Work to complete:
Print the following lines without changing anything.

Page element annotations

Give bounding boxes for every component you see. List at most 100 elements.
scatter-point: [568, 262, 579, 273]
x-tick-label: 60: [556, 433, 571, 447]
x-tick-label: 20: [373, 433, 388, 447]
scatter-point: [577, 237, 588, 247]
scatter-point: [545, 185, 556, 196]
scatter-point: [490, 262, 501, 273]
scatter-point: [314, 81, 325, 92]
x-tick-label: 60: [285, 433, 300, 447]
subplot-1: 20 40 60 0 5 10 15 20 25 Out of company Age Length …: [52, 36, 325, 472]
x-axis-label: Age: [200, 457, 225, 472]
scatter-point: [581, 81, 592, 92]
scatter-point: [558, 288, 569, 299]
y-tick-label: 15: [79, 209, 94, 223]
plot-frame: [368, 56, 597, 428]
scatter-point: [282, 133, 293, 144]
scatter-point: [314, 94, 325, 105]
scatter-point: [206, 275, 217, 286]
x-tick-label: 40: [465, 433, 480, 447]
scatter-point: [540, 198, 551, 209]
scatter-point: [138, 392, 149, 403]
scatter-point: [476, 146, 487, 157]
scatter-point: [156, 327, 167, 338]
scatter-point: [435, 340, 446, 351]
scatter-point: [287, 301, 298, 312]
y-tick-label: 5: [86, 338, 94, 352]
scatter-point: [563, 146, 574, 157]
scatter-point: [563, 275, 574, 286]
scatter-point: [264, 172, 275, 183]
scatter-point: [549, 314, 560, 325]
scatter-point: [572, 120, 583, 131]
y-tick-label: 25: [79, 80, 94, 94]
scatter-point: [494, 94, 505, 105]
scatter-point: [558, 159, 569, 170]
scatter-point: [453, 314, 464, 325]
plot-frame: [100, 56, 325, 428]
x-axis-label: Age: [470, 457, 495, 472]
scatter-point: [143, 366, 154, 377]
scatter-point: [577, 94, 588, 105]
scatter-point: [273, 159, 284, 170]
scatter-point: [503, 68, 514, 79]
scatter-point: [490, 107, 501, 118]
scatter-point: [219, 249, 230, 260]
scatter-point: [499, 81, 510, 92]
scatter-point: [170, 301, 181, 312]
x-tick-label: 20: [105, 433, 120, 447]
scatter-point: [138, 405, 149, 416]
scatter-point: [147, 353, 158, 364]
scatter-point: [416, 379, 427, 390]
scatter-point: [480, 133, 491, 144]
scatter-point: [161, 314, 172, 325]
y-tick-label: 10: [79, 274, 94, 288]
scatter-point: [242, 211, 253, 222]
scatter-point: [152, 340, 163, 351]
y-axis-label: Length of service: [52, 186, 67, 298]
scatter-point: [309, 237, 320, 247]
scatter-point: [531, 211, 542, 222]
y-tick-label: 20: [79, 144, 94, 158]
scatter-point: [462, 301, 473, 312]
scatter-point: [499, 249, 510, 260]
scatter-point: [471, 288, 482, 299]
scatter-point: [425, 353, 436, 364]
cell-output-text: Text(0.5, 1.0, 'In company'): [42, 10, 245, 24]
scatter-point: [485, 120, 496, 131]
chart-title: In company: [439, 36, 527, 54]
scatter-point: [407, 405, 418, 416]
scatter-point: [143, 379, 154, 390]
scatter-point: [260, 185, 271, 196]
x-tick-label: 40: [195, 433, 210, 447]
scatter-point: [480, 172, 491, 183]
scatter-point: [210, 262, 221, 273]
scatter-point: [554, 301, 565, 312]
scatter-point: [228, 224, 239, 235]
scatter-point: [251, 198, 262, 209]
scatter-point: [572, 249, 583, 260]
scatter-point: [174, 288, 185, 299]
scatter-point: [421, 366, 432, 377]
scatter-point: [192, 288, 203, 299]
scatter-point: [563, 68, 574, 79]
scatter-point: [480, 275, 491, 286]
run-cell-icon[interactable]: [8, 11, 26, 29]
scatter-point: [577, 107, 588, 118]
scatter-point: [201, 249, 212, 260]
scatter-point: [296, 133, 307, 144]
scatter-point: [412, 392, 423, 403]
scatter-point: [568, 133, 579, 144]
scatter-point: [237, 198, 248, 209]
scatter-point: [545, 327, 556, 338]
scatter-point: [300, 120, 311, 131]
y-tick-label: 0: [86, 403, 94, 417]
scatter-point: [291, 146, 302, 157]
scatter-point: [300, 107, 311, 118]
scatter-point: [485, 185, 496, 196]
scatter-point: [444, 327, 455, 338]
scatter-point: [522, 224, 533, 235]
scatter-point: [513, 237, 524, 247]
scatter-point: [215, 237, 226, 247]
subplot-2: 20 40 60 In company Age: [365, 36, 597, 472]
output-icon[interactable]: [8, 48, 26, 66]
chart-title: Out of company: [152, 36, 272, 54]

Task response:
Give bounding boxes for every component you see. List at most 100 elements.
scatter-point: [568, 262, 579, 273]
x-tick-label: 60: [556, 433, 571, 447]
x-tick-label: 20: [373, 433, 388, 447]
scatter-point: [577, 237, 588, 247]
scatter-point: [545, 185, 556, 196]
scatter-point: [490, 262, 501, 273]
scatter-point: [314, 81, 325, 92]
x-tick-label: 60: [285, 433, 300, 447]
subplot-1: 20 40 60 0 5 10 15 20 25 Out of company Age Length …: [52, 36, 325, 472]
x-axis-label: Age: [200, 457, 225, 472]
scatter-point: [581, 81, 592, 92]
scatter-point: [558, 288, 569, 299]
y-tick-label: 15: [79, 209, 94, 223]
plot-frame: [368, 56, 597, 428]
scatter-point: [282, 133, 293, 144]
scatter-point: [314, 94, 325, 105]
scatter-point: [206, 275, 217, 286]
x-tick-label: 40: [465, 433, 480, 447]
scatter-point: [540, 198, 551, 209]
scatter-point: [138, 392, 149, 403]
scatter-point: [476, 146, 487, 157]
scatter-point: [156, 327, 167, 338]
scatter-point: [435, 340, 446, 351]
scatter-point: [287, 301, 298, 312]
y-tick-label: 5: [86, 338, 94, 352]
scatter-point: [563, 146, 574, 157]
scatter-point: [563, 275, 574, 286]
scatter-point: [264, 172, 275, 183]
scatter-point: [549, 314, 560, 325]
scatter-point: [572, 120, 583, 131]
y-tick-label: 25: [79, 80, 94, 94]
scatter-point: [494, 94, 505, 105]
scatter-point: [558, 159, 569, 170]
scatter-point: [453, 314, 464, 325]
plot-frame: [100, 56, 325, 428]
x-axis-label: Age: [470, 457, 495, 472]
scatter-point: [143, 366, 154, 377]
scatter-point: [577, 94, 588, 105]
scatter-point: [273, 159, 284, 170]
scatter-point: [503, 68, 514, 79]
scatter-point: [490, 107, 501, 118]
scatter-point: [219, 249, 230, 260]
scatter-point: [499, 81, 510, 92]
scatter-point: [170, 301, 181, 312]
x-tick-label: 20: [105, 433, 120, 447]
scatter-point: [138, 405, 149, 416]
scatter-point: [147, 353, 158, 364]
scatter-point: [416, 379, 427, 390]
scatter-point: [480, 133, 491, 144]
scatter-point: [161, 314, 172, 325]
y-tick-label: 10: [79, 274, 94, 288]
scatter-point: [242, 211, 253, 222]
scatter-point: [152, 340, 163, 351]
y-axis-label: Length of service: [52, 186, 67, 298]
scatter-point: [309, 237, 320, 247]
scatter-point: [531, 211, 542, 222]
y-tick-label: 20: [79, 144, 94, 158]
scatter-point: [462, 301, 473, 312]
scatter-point: [499, 249, 510, 260]
scatter-point: [471, 288, 482, 299]
scatter-point: [425, 353, 436, 364]
cell-output-text: Text(0.5, 1.0, 'In company'): [42, 10, 245, 24]
scatter-point: [485, 120, 496, 131]
chart-title: In company: [439, 36, 527, 54]
scatter-point: [407, 405, 418, 416]
scatter-point: [143, 379, 154, 390]
scatter-point: [260, 185, 271, 196]
x-tick-label: 40: [195, 433, 210, 447]
scatter-point: [480, 172, 491, 183]
scatter-point: [210, 262, 221, 273]
scatter-point: [554, 301, 565, 312]
scatter-point: [228, 224, 239, 235]
scatter-point: [251, 198, 262, 209]
scatter-point: [572, 249, 583, 260]
scatter-point: [174, 288, 185, 299]
scatter-point: [421, 366, 432, 377]
scatter-point: [192, 288, 203, 299]
scatter-point: [563, 68, 574, 79]
scatter-point: [480, 275, 491, 286]
run-cell-icon[interactable]: [8, 11, 26, 29]
scatter-point: [577, 107, 588, 118]
scatter-point: [201, 249, 212, 260]
scatter-point: [296, 133, 307, 144]
scatter-point: [412, 392, 423, 403]
scatter-point: [568, 133, 579, 144]
scatter-point: [237, 198, 248, 209]
scatter-point: [545, 327, 556, 338]
scatter-point: [300, 120, 311, 131]
y-tick-label: 0: [86, 403, 94, 417]
scatter-point: [291, 146, 302, 157]
scatter-point: [300, 107, 311, 118]
scatter-point: [485, 185, 496, 196]
scatter-point: [444, 327, 455, 338]
scatter-point: [522, 224, 533, 235]
scatter-point: [513, 237, 524, 247]
scatter-point: [215, 237, 226, 247]
subplot-2: 20 40 60 In company Age: [365, 36, 597, 472]
output-icon[interactable]: [8, 48, 26, 66]
chart-title: Out of company: [152, 36, 272, 54]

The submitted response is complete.